-- START --

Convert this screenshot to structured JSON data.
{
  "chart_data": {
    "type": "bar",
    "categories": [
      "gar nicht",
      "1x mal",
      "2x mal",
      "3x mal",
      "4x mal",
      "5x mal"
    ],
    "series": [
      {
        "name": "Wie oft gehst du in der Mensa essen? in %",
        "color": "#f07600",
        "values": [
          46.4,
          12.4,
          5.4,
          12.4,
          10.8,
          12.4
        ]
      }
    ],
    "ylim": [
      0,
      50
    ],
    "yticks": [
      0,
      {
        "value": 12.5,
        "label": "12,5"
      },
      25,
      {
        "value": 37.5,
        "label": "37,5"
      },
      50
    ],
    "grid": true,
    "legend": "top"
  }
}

-- END --

◆ WHAT IS REQUIRED: Every record above needs to be repeated word for word.

◆ SOLUTION FOR THIS EXERCISE:
Convert this screenshot to structured JSON data.
{
  "chart_data": {
    "type": "bar",
    "categories": [
      "gar nicht",
      "1x mal",
      "2x mal",
      "3x mal",
      "4x mal",
      "5x mal"
    ],
    "series": [
      {
        "name": "Wie oft gehst du in der Mensa essen? in %",
        "color": "#f07600",
        "values": [
          46.4,
          12.4,
          5.4,
          12.4,
          10.8,
          12.4
        ]
      }
    ],
    "ylim": [
      0,
      50
    ],
    "yticks": [
      0,
      {
        "value": 12.5,
        "label": "12,5"
      },
      25,
      {
        "value": 37.5,
        "label": "37,5"
      },
      50
    ],
    "grid": true,
    "legend": "top"
  }
}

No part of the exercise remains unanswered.